Supplied information =
......
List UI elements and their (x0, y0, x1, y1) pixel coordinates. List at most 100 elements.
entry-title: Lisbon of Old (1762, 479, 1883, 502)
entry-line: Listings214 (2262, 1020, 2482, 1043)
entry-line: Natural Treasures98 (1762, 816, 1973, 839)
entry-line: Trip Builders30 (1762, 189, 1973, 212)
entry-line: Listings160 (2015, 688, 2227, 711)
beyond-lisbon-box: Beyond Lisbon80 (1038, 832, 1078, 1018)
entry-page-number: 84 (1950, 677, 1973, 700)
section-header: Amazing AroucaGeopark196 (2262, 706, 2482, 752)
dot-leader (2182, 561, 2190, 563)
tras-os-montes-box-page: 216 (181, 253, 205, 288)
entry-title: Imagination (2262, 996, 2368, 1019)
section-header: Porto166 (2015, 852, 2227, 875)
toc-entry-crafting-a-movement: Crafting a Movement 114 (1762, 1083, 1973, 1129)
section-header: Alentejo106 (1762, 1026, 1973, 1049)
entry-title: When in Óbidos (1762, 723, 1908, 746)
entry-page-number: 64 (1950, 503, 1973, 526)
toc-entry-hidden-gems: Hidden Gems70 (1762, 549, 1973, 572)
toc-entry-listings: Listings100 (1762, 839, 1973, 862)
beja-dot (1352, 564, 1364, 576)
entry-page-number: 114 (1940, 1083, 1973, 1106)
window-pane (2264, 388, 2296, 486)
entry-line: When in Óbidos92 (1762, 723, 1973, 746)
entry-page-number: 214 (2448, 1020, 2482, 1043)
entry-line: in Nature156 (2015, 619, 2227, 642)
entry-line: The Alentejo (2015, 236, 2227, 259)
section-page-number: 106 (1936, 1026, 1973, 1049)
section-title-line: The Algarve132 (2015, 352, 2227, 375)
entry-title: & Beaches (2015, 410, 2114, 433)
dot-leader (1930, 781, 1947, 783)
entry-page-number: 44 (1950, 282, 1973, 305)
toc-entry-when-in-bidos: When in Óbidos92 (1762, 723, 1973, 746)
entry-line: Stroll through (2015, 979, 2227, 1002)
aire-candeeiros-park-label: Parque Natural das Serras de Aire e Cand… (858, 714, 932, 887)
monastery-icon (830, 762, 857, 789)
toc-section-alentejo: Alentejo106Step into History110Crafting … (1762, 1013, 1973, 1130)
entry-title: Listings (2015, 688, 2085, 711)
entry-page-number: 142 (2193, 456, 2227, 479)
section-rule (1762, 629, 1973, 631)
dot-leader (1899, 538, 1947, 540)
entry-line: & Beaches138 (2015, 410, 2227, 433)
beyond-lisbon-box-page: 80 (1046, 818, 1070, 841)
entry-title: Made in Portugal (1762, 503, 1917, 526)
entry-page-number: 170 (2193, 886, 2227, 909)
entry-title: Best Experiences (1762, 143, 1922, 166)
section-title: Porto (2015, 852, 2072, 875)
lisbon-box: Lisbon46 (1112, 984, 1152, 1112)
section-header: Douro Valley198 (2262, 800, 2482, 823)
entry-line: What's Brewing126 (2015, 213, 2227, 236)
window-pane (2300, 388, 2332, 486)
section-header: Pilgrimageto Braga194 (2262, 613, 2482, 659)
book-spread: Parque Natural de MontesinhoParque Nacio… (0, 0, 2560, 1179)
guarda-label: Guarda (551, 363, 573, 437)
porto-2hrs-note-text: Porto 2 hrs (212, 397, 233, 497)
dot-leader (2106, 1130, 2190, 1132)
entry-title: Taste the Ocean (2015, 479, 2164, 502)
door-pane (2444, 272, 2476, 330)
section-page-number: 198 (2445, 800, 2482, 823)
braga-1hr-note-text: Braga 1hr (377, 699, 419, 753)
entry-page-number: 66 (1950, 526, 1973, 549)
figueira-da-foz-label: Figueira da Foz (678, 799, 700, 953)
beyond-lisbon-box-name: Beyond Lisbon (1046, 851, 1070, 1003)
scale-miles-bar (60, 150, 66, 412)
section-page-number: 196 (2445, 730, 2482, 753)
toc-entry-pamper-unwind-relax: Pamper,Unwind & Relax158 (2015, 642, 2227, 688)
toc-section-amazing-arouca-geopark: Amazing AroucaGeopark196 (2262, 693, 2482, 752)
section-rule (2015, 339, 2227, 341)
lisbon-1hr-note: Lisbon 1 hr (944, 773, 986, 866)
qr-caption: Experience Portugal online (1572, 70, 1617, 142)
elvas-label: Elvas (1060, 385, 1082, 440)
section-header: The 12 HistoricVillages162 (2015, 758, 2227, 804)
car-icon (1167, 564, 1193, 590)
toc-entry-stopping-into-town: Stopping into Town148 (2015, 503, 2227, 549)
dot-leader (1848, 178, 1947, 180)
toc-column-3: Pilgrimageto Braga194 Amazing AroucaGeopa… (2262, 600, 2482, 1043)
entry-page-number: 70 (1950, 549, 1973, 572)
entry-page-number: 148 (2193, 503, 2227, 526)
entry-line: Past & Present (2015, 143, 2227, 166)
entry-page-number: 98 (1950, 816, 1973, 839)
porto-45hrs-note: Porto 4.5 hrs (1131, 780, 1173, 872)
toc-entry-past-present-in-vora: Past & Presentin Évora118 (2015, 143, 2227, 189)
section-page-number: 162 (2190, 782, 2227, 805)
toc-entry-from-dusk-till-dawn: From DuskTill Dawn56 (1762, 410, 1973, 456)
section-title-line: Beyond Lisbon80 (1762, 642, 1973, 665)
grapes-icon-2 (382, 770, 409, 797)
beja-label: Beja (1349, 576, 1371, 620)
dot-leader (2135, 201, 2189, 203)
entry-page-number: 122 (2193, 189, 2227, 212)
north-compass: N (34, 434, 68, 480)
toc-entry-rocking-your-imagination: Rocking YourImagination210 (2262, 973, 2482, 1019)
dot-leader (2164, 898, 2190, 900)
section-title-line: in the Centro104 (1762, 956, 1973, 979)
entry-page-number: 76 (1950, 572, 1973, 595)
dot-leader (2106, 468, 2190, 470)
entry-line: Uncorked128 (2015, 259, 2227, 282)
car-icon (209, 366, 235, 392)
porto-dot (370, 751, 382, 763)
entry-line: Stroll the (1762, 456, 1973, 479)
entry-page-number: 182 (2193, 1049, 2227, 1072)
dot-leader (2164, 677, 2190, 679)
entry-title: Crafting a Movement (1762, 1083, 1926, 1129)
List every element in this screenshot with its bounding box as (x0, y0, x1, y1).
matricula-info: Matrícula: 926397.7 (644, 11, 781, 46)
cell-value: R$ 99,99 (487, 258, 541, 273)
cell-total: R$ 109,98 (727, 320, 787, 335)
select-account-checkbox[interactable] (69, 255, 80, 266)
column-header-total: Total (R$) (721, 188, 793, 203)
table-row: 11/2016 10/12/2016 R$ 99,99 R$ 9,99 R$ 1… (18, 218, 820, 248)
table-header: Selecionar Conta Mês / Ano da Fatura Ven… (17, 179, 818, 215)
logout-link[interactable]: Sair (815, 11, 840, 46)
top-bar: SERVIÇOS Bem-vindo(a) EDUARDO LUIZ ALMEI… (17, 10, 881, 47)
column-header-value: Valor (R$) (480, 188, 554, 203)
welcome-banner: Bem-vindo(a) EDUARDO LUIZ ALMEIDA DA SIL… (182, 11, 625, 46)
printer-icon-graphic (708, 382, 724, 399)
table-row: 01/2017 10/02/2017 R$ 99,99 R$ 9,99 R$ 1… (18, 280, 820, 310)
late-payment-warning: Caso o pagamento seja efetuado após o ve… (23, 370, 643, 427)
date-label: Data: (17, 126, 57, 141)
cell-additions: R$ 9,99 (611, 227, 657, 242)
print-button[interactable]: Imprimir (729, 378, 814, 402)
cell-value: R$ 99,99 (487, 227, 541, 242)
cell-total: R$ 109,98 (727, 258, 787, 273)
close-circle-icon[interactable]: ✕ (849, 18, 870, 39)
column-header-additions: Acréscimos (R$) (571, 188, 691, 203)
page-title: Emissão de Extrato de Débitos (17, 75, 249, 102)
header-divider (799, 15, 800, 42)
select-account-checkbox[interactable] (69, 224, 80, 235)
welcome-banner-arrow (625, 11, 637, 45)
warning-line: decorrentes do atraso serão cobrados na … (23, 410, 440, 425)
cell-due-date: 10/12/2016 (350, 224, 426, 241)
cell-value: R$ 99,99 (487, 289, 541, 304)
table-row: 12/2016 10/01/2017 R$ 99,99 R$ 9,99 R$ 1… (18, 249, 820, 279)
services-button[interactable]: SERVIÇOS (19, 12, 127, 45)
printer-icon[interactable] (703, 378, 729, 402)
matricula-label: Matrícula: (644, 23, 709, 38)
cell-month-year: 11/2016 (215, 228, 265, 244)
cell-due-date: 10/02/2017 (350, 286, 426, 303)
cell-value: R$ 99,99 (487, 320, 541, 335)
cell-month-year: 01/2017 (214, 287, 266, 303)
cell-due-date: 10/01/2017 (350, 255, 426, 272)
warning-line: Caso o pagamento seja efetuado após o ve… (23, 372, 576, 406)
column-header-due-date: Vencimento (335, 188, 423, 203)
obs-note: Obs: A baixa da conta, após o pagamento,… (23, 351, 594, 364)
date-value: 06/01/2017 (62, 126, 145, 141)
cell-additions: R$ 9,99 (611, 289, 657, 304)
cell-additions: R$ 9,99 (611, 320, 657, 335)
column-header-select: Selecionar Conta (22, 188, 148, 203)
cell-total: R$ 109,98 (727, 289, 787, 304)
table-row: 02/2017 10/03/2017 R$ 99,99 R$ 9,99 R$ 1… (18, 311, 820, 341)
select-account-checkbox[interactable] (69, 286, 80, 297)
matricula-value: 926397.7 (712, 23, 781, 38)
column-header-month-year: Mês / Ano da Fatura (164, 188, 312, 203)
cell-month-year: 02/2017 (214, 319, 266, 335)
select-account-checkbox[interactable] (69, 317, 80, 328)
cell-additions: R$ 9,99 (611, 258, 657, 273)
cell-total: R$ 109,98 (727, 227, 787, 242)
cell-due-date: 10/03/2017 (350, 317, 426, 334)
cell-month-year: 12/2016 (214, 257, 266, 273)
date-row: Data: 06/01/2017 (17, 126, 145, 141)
......
Prompt = Please retype everything from the start of the items down to the line containing "monastery-icon (830, 762, 857, 789)", keeping each line exactly as it appears.

Exercise solution =
List UI elements and their (x0, y0, x1, y1) pixel coordinates. List at most 100 elements.
entry-title: Lisbon of Old (1762, 479, 1883, 502)
entry-line: Listings214 (2262, 1020, 2482, 1043)
entry-line: Natural Treasures98 (1762, 816, 1973, 839)
entry-line: Trip Builders30 (1762, 189, 1973, 212)
entry-line: Listings160 (2015, 688, 2227, 711)
beyond-lisbon-box: Beyond Lisbon80 (1038, 832, 1078, 1018)
entry-page-number: 84 (1950, 677, 1973, 700)
section-header: Amazing AroucaGeopark196 (2262, 706, 2482, 752)
dot-leader (2182, 561, 2190, 563)
tras-os-montes-box-page: 216 (181, 253, 205, 288)
entry-title: Imagination (2262, 996, 2368, 1019)
section-header: Porto166 (2015, 852, 2227, 875)
toc-entry-crafting-a-movement: Crafting a Movement 114 (1762, 1083, 1973, 1129)
section-header: Alentejo106 (1762, 1026, 1973, 1049)
entry-title: When in Óbidos (1762, 723, 1908, 746)
entry-page-number: 64 (1950, 503, 1973, 526)
toc-entry-hidden-gems: Hidden Gems70 (1762, 549, 1973, 572)
toc-entry-listings: Listings100 (1762, 839, 1973, 862)
beja-dot (1352, 564, 1364, 576)
entry-page-number: 114 (1940, 1083, 1973, 1106)
window-pane (2264, 388, 2296, 486)
entry-line: When in Óbidos92 (1762, 723, 1973, 746)
entry-page-number: 214 (2448, 1020, 2482, 1043)
entry-line: in Nature156 (2015, 619, 2227, 642)
entry-line: The Alentejo (2015, 236, 2227, 259)
section-page-number: 106 (1936, 1026, 1973, 1049)
section-title-line: The Algarve132 (2015, 352, 2227, 375)
entry-title: & Beaches (2015, 410, 2114, 433)
dot-leader (1930, 781, 1947, 783)
entry-page-number: 44 (1950, 282, 1973, 305)
toc-entry-when-in-bidos: When in Óbidos92 (1762, 723, 1973, 746)
entry-line: Stroll through (2015, 979, 2227, 1002)
aire-candeeiros-park-label: Parque Natural das Serras de Aire e Cand… (858, 714, 932, 887)
monastery-icon (830, 762, 857, 789)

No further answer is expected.